## Rows from a dataset
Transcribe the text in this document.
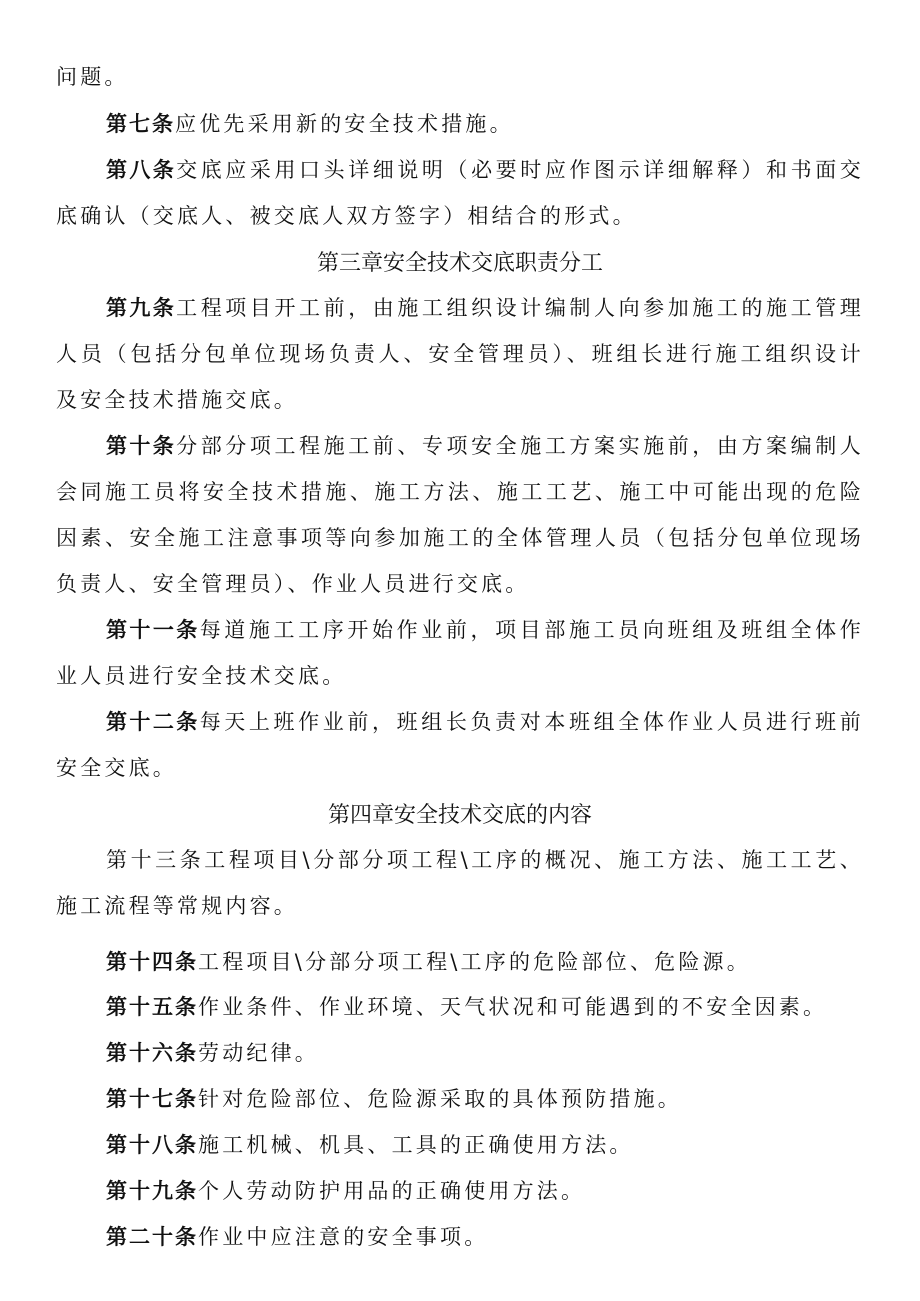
问题。

第七条应优先采用新的安全技术措施。

第八条交底应采用口头详细说明（必要时应作图示详细解释）和书面交底确认（交底人、被交底人双方签字）相结合的形式。

第三章安全技术交底职责分工

第九条工程项目开工前，由施工组织设计编制人向参加施工的施工管理人员（包括分包单位现场负责人、安全管理员）、班组长进行施工组织设计及安全技术措施交底。

第十条分部分项工程施工前、专项安全施工方案实施前，由方案编制人会同施工员将安全技术措施、施工方法、施工工艺、施工中可能出现的危险因素、安全施工注意事项等向参加施工的全体管理人员（包括分包单位现场负责人、安全管理员）、作业人员进行交底。

第十一条每道施工工序开始作业前，项目部施工员向班组及班组全体作业人员进行安全技术交底。

第十二条每天上班作业前，班组长负责对本班组全体作业人员进行班前安全交底。

第四章安全技术交底的内容

第十三条工程项目\分部分项工程\工序的概况、施工方法、施工工艺、施工流程等常规内容。

第十四条工程项目\分部分项工程\工序的危险部位、危险源。

第十五条作业条件、作业环境、天气状况和可能遇到的不安全因素。

第十六条劳动纪律。

第十七条针对危险部位、危险源采取的具体预防措施。

第十八条施工机械、机具、工具的正确使用方法。

第十九条个人劳动防护用品的正确使用方法。

第二十条作业中应注意的安全事项。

## Problem to work on
Images do not belong in the copy; reproduce all other parts of the records above verbatim.

## Answer in full
Transcribe the text in this document.
问题。

第七条应优先采用新的安全技术措施。

第八条交底应采用口头详细说明（必要时应作图示详细解释）和书面交底确认（交底人、被交底人双方签字）相结合的形式。

第三章安全技术交底职责分工

第九条工程项目开工前，由施工组织设计编制人向参加施工的施工管理人员（包括分包单位现场负责人、安全管理员）、班组长进行施工组织设计及安全技术措施交底。

第十条分部分项工程施工前、专项安全施工方案实施前，由方案编制人会同施工员将安全技术措施、施工方法、施工工艺、施工中可能出现的危险因素、安全施工注意事项等向参加施工的全体管理人员（包括分包单位现场负责人、安全管理员）、作业人员进行交底。

第十一条每道施工工序开始作业前，项目部施工员向班组及班组全体作业人员进行安全技术交底。

第十二条每天上班作业前，班组长负责对本班组全体作业人员进行班前安全交底。

第四章安全技术交底的内容

第十三条工程项目\分部分项工程\工序的概况、施工方法、施工工艺、施工流程等常规内容。

第十四条工程项目\分部分项工程\工序的危险部位、危险源。

第十五条作业条件、作业环境、天气状况和可能遇到的不安全因素。

第十六条劳动纪律。

第十七条针对危险部位、危险源采取的具体预防措施。

第十八条施工机械、机具、工具的正确使用方法。

第十九条个人劳动防护用品的正确使用方法。

第二十条作业中应注意的安全事项。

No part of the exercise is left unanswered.